Instructions for the task:
Copy every line, leaving nothing out and adding nothing.

===============

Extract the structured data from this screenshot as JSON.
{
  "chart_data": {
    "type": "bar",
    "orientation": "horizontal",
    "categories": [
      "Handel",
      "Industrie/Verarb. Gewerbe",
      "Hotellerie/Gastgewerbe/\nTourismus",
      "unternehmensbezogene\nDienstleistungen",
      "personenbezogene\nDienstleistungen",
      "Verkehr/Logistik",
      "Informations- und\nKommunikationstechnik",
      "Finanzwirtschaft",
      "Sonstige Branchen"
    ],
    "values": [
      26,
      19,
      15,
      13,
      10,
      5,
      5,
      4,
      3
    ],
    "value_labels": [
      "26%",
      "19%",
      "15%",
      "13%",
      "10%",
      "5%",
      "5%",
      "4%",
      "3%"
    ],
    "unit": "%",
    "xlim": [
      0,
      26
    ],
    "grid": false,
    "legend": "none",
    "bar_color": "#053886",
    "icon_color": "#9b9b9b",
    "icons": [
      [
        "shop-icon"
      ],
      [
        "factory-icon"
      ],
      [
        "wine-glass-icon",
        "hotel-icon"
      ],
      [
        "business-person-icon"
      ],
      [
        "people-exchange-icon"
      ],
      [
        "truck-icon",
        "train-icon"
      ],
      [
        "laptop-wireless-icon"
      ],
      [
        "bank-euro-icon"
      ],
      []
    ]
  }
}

===============

Solution to the problem:
Extract the structured data from this screenshot as JSON.
{
  "chart_data": {
    "type": "bar",
    "orientation": "horizontal",
    "categories": [
      "Handel",
      "Industrie/Verarb. Gewerbe",
      "Hotellerie/Gastgewerbe/\nTourismus",
      "unternehmensbezogene\nDienstleistungen",
      "personenbezogene\nDienstleistungen",
      "Verkehr/Logistik",
      "Informations- und\nKommunikationstechnik",
      "Finanzwirtschaft",
      "Sonstige Branchen"
    ],
    "values": [
      26,
      19,
      15,
      13,
      10,
      5,
      5,
      4,
      3
    ],
    "value_labels": [
      "26%",
      "19%",
      "15%",
      "13%",
      "10%",
      "5%",
      "5%",
      "4%",
      "3%"
    ],
    "unit": "%",
    "xlim": [
      0,
      26
    ],
    "grid": false,
    "legend": "none",
    "bar_color": "#053886",
    "icon_color": "#9b9b9b",
    "icons": [
      [
        "shop-icon"
      ],
      [
        "factory-icon"
      ],
      [
        "wine-glass-icon",
        "hotel-icon"
      ],
      [
        "business-person-icon"
      ],
      [
        "people-exchange-icon"
      ],
      [
        "truck-icon",
        "train-icon"
      ],
      [
        "laptop-wireless-icon"
      ],
      [
        "bank-euro-icon"
      ],
      []
    ]
  }
}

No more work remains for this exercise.